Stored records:
-=-=-=-=-

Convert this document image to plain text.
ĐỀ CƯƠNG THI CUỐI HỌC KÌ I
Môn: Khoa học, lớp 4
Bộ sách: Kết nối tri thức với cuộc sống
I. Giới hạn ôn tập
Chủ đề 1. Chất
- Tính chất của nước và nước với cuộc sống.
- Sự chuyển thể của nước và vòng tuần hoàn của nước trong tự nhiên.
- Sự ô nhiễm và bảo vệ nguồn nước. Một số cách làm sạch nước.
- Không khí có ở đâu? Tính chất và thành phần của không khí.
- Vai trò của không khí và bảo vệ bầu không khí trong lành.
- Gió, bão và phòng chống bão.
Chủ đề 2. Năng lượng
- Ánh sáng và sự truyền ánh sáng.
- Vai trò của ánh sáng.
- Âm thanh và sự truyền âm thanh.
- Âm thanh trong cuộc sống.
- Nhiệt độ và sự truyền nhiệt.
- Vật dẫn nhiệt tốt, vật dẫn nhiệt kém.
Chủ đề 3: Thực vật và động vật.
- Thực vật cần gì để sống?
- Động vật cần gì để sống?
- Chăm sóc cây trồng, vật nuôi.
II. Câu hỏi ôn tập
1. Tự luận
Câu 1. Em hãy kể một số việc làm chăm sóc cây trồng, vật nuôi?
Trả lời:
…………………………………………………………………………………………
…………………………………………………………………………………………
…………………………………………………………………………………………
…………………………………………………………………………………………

-=-=-=-=-

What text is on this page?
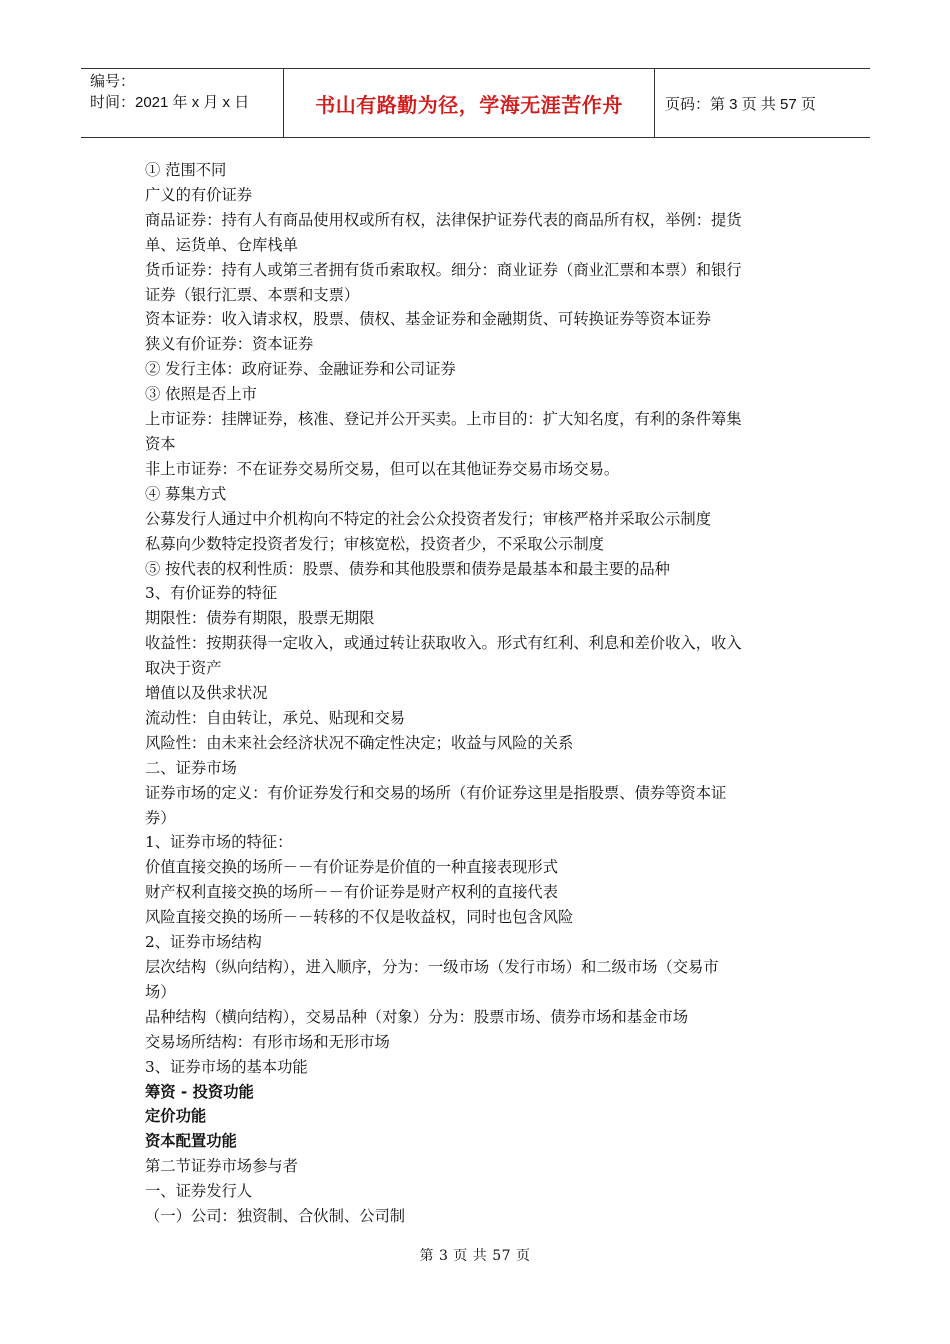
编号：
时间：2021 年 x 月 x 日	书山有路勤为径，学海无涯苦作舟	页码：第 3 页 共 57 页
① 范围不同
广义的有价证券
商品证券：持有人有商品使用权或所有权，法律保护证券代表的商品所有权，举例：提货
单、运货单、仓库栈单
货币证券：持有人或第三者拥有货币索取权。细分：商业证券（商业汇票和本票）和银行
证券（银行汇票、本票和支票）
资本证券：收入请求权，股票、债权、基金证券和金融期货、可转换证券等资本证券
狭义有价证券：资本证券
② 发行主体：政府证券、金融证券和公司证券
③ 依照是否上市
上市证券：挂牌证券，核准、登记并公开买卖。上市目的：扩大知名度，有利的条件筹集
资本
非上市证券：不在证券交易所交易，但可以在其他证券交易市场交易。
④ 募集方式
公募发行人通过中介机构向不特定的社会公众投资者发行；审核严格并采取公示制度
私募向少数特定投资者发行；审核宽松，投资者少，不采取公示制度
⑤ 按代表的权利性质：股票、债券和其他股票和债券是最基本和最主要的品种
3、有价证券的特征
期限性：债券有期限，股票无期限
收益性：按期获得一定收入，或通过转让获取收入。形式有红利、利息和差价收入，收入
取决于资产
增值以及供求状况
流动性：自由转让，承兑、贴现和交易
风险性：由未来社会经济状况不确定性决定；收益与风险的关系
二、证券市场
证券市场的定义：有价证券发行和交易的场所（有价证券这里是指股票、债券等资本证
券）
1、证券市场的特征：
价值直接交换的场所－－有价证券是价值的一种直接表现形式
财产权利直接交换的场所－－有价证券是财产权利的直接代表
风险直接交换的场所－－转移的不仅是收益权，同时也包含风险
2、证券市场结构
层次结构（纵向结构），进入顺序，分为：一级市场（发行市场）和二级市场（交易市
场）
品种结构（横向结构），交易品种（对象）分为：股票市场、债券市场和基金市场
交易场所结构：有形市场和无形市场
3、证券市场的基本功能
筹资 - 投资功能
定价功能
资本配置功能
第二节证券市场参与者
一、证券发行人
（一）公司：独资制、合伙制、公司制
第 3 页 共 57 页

-=-=-=-=-

◆ Work required ◆
Extract all lines from the material above that include the word "trồng".

◆ Result for this exercise ◆
- Chăm sóc cây trồng, vật nuôi.
Câu 1. Em hãy kể một số việc làm chăm sóc cây trồng, vật nuôi?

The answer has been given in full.